# Objective:
Give every line below again, exactly.

[Figure record listings]
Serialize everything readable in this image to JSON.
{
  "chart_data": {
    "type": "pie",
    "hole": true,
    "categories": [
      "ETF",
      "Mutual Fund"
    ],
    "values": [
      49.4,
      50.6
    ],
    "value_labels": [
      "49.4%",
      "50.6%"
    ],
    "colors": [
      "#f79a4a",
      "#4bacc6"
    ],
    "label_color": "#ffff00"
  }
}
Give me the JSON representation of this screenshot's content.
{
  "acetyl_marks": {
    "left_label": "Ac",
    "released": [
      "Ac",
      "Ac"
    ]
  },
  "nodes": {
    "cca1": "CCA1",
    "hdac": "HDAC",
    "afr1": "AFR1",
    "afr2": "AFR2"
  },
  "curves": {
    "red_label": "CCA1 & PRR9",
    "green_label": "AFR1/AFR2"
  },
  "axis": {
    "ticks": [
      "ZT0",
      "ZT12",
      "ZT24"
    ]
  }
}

# Response to the exercise:
Serialize everything readable in this image to JSON.
{
  "chart_data": {
    "type": "pie",
    "hole": true,
    "categories": [
      "ETF",
      "Mutual Fund"
    ],
    "values": [
      49.4,
      50.6
    ],
    "value_labels": [
      "49.4%",
      "50.6%"
    ],
    "colors": [
      "#f79a4a",
      "#4bacc6"
    ],
    "label_color": "#ffff00"
  }
}
Give me the JSON representation of this screenshot's content.
{
  "acetyl_marks": {
    "left_label": "Ac",
    "released": [
      "Ac",
      "Ac"
    ]
  },
  "nodes": {
    "cca1": "CCA1",
    "hdac": "HDAC",
    "afr1": "AFR1",
    "afr2": "AFR2"
  },
  "curves": {
    "red_label": "CCA1 & PRR9",
    "green_label": "AFR1/AFR2"
  },
  "axis": {
    "ticks": [
      "ZT0",
      "ZT12",
      "ZT24"
    ]
  }
}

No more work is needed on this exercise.